__Problem description__. Write the data out again, exactly as given.

*** Given information ***

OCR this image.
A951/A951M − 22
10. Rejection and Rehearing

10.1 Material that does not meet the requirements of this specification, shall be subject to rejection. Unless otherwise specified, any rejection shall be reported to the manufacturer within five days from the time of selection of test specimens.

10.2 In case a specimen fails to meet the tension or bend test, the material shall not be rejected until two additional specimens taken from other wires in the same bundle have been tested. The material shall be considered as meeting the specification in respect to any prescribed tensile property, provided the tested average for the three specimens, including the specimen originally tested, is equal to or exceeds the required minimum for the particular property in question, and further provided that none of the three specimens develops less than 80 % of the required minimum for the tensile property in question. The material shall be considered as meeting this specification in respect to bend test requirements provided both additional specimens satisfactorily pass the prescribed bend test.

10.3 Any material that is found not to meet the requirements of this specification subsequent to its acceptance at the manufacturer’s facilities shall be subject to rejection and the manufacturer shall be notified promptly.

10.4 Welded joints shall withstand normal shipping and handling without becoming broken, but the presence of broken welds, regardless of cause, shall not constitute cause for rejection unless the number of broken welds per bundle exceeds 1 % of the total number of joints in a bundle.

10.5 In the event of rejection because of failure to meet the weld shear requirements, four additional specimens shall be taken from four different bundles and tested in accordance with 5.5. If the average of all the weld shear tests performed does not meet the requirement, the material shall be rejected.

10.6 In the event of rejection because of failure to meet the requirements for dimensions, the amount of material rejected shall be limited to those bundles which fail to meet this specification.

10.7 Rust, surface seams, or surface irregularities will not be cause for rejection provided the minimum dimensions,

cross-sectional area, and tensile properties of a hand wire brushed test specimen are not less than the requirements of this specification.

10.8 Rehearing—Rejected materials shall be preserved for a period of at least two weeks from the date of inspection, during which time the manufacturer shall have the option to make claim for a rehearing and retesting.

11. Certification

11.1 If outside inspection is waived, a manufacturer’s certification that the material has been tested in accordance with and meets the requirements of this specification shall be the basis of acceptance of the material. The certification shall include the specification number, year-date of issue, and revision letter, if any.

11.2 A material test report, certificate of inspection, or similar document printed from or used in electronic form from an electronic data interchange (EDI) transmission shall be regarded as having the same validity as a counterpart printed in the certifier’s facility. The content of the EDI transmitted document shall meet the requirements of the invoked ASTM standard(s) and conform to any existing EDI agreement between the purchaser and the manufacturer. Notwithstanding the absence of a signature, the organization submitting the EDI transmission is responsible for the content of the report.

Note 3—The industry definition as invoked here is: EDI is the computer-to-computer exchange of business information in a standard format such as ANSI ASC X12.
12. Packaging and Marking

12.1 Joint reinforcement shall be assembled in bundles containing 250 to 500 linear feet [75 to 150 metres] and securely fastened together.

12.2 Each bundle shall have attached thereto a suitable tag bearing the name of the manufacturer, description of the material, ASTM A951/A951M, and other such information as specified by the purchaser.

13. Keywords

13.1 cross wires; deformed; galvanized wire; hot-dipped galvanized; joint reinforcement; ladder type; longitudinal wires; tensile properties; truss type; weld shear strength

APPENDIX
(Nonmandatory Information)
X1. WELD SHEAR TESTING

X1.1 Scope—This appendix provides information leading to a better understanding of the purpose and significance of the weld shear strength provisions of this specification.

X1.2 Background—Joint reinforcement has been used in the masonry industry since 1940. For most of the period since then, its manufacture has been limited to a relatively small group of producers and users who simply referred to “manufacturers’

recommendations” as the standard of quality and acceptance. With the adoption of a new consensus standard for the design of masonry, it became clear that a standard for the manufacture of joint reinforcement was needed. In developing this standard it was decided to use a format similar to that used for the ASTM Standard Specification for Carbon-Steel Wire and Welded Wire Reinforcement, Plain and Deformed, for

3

***

__Answer in full__.
OCR this image.
A951/A951M − 22
10. Rejection and Rehearing

10.1 Material that does not meet the requirements of this specification, shall be subject to rejection. Unless otherwise specified, any rejection shall be reported to the manufacturer within five days from the time of selection of test specimens.

10.2 In case a specimen fails to meet the tension or bend test, the material shall not be rejected until two additional specimens taken from other wires in the same bundle have been tested. The material shall be considered as meeting the specification in respect to any prescribed tensile property, provided the tested average for the three specimens, including the specimen originally tested, is equal to or exceeds the required minimum for the particular property in question, and further provided that none of the three specimens develops less than 80 % of the required minimum for the tensile property in question. The material shall be considered as meeting this specification in respect to bend test requirements provided both additional specimens satisfactorily pass the prescribed bend test.

10.3 Any material that is found not to meet the requirements of this specification subsequent to its acceptance at the manufacturer’s facilities shall be subject to rejection and the manufacturer shall be notified promptly.

10.4 Welded joints shall withstand normal shipping and handling without becoming broken, but the presence of broken welds, regardless of cause, shall not constitute cause for rejection unless the number of broken welds per bundle exceeds 1 % of the total number of joints in a bundle.

10.5 In the event of rejection because of failure to meet the weld shear requirements, four additional specimens shall be taken from four different bundles and tested in accordance with 5.5. If the average of all the weld shear tests performed does not meet the requirement, the material shall be rejected.

10.6 In the event of rejection because of failure to meet the requirements for dimensions, the amount of material rejected shall be limited to those bundles which fail to meet this specification.

10.7 Rust, surface seams, or surface irregularities will not be cause for rejection provided the minimum dimensions,

cross-sectional area, and tensile properties of a hand wire brushed test specimen are not less than the requirements of this specification.

10.8 Rehearing—Rejected materials shall be preserved for a period of at least two weeks from the date of inspection, during which time the manufacturer shall have the option to make claim for a rehearing and retesting.

11. Certification

11.1 If outside inspection is waived, a manufacturer’s certification that the material has been tested in accordance with and meets the requirements of this specification shall be the basis of acceptance of the material. The certification shall include the specification number, year-date of issue, and revision letter, if any.

11.2 A material test report, certificate of inspection, or similar document printed from or used in electronic form from an electronic data interchange (EDI) transmission shall be regarded as having the same validity as a counterpart printed in the certifier’s facility. The content of the EDI transmitted document shall meet the requirements of the invoked ASTM standard(s) and conform to any existing EDI agreement between the purchaser and the manufacturer. Notwithstanding the absence of a signature, the organization submitting the EDI transmission is responsible for the content of the report.

Note 3—The industry definition as invoked here is: EDI is the computer-to-computer exchange of business information in a standard format such as ANSI ASC X12.
12. Packaging and Marking

12.1 Joint reinforcement shall be assembled in bundles containing 250 to 500 linear feet [75 to 150 metres] and securely fastened together.

12.2 Each bundle shall have attached thereto a suitable tag bearing the name of the manufacturer, description of the material, ASTM A951/A951M, and other such information as specified by the purchaser.

13. Keywords

13.1 cross wires; deformed; galvanized wire; hot-dipped galvanized; joint reinforcement; ladder type; longitudinal wires; tensile properties; truss type; weld shear strength

APPENDIX
(Nonmandatory Information)
X1. WELD SHEAR TESTING

X1.1 Scope—This appendix provides information leading to a better understanding of the purpose and significance of the weld shear strength provisions of this specification.

X1.2 Background—Joint reinforcement has been used in the masonry industry since 1940. For most of the period since then, its manufacture has been limited to a relatively small group of producers and users who simply referred to “manufacturers’

recommendations” as the standard of quality and acceptance. With the adoption of a new consensus standard for the design of masonry, it became clear that a standard for the manufacture of joint reinforcement was needed. In developing this standard it was decided to use a format similar to that used for the ASTM Standard Specification for Carbon-Steel Wire and Welded Wire Reinforcement, Plain and Deformed, for

3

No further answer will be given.